**WHAT THE EXERCISE ASKS**
Copy out all of the lines below, character for character, without changing anything.

--- START DATA ---

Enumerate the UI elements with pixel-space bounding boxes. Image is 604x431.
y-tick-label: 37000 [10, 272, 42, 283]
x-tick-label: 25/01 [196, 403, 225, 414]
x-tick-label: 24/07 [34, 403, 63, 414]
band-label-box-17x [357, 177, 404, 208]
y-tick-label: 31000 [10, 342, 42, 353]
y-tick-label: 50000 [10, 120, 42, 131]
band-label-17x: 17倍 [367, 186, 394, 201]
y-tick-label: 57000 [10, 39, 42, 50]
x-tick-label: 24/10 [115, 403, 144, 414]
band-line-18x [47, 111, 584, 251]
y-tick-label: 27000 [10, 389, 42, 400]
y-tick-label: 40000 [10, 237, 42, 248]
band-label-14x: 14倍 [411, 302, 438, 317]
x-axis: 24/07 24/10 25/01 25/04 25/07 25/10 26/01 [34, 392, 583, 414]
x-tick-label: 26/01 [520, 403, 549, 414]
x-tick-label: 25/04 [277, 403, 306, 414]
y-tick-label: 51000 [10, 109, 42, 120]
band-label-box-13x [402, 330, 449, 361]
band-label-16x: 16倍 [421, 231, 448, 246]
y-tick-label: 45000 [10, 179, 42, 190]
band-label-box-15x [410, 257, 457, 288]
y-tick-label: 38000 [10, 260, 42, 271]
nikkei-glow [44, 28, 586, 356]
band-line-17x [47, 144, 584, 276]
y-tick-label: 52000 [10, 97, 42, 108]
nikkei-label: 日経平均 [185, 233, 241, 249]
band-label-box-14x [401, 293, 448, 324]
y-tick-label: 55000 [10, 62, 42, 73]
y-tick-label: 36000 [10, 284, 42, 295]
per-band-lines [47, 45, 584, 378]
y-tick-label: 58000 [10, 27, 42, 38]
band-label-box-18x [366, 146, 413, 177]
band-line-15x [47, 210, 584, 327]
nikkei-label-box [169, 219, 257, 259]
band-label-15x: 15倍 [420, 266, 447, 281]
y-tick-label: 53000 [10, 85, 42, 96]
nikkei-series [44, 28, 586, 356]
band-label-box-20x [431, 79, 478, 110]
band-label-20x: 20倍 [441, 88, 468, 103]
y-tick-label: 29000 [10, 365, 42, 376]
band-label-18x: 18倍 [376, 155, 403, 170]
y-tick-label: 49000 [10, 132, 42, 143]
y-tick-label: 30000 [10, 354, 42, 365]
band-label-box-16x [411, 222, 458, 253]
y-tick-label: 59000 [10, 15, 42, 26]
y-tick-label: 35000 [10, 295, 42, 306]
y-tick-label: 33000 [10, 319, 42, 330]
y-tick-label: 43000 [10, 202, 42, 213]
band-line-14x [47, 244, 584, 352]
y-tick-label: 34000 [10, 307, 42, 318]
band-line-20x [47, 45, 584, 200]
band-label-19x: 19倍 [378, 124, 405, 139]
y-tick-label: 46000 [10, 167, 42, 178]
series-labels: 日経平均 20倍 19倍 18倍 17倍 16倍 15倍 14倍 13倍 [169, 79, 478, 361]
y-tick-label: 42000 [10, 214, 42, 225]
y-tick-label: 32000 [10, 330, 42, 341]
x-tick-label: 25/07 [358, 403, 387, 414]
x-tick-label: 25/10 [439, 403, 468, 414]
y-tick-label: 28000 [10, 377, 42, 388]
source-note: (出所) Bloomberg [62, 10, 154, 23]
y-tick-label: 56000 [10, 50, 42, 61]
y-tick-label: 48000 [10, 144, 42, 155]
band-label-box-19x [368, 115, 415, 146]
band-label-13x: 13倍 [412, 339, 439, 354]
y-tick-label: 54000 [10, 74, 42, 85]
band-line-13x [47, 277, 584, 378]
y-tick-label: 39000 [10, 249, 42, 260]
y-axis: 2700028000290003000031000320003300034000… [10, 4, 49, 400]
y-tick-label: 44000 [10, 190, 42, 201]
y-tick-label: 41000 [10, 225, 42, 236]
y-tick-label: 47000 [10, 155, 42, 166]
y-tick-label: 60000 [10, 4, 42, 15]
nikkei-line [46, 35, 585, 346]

--- END DATA ---

**ANSWER BELOW**
Enumerate the UI elements with pixel-space bounding boxes. Image is 604x431.
y-tick-label: 37000 [10, 272, 42, 283]
x-tick-label: 25/01 [196, 403, 225, 414]
x-tick-label: 24/07 [34, 403, 63, 414]
band-label-box-17x [357, 177, 404, 208]
y-tick-label: 31000 [10, 342, 42, 353]
y-tick-label: 50000 [10, 120, 42, 131]
band-label-17x: 17倍 [367, 186, 394, 201]
y-tick-label: 57000 [10, 39, 42, 50]
x-tick-label: 24/10 [115, 403, 144, 414]
band-line-18x [47, 111, 584, 251]
y-tick-label: 27000 [10, 389, 42, 400]
y-tick-label: 40000 [10, 237, 42, 248]
band-label-14x: 14倍 [411, 302, 438, 317]
x-axis: 24/07 24/10 25/01 25/04 25/07 25/10 26/01 [34, 392, 583, 414]
x-tick-label: 26/01 [520, 403, 549, 414]
x-tick-label: 25/04 [277, 403, 306, 414]
y-tick-label: 51000 [10, 109, 42, 120]
band-label-box-13x [402, 330, 449, 361]
band-label-16x: 16倍 [421, 231, 448, 246]
y-tick-label: 45000 [10, 179, 42, 190]
band-label-box-15x [410, 257, 457, 288]
y-tick-label: 38000 [10, 260, 42, 271]
nikkei-glow [44, 28, 586, 356]
band-line-17x [47, 144, 584, 276]
y-tick-label: 52000 [10, 97, 42, 108]
nikkei-label: 日経平均 [185, 233, 241, 249]
band-label-box-14x [401, 293, 448, 324]
y-tick-label: 55000 [10, 62, 42, 73]
y-tick-label: 36000 [10, 284, 42, 295]
per-band-lines [47, 45, 584, 378]
y-tick-label: 58000 [10, 27, 42, 38]
band-label-box-18x [366, 146, 413, 177]
band-line-15x [47, 210, 584, 327]
nikkei-label-box [169, 219, 257, 259]
band-label-15x: 15倍 [420, 266, 447, 281]
y-tick-label: 53000 [10, 85, 42, 96]
nikkei-series [44, 28, 586, 356]
band-label-box-20x [431, 79, 478, 110]
band-label-20x: 20倍 [441, 88, 468, 103]
y-tick-label: 29000 [10, 365, 42, 376]
band-label-18x: 18倍 [376, 155, 403, 170]
y-tick-label: 49000 [10, 132, 42, 143]
y-tick-label: 30000 [10, 354, 42, 365]
band-label-box-16x [411, 222, 458, 253]
y-tick-label: 59000 [10, 15, 42, 26]
y-tick-label: 35000 [10, 295, 42, 306]
y-tick-label: 33000 [10, 319, 42, 330]
y-tick-label: 43000 [10, 202, 42, 213]
band-line-14x [47, 244, 584, 352]
y-tick-label: 34000 [10, 307, 42, 318]
band-line-20x [47, 45, 584, 200]
band-label-19x: 19倍 [378, 124, 405, 139]
y-tick-label: 46000 [10, 167, 42, 178]
series-labels: 日経平均 20倍 19倍 18倍 17倍 16倍 15倍 14倍 13倍 [169, 79, 478, 361]
y-tick-label: 42000 [10, 214, 42, 225]
y-tick-label: 32000 [10, 330, 42, 341]
x-tick-label: 25/07 [358, 403, 387, 414]
x-tick-label: 25/10 [439, 403, 468, 414]
y-tick-label: 28000 [10, 377, 42, 388]
source-note: (出所) Bloomberg [62, 10, 154, 23]
y-tick-label: 56000 [10, 50, 42, 61]
y-tick-label: 48000 [10, 144, 42, 155]
band-label-box-19x [368, 115, 415, 146]
band-label-13x: 13倍 [412, 339, 439, 354]
y-tick-label: 54000 [10, 74, 42, 85]
band-line-13x [47, 277, 584, 378]
y-tick-label: 39000 [10, 249, 42, 260]
y-axis: 2700028000290003000031000320003300034000… [10, 4, 49, 400]
y-tick-label: 44000 [10, 190, 42, 201]
y-tick-label: 41000 [10, 225, 42, 236]
y-tick-label: 47000 [10, 155, 42, 166]
y-tick-label: 60000 [10, 4, 42, 15]
nikkei-line [46, 35, 585, 346]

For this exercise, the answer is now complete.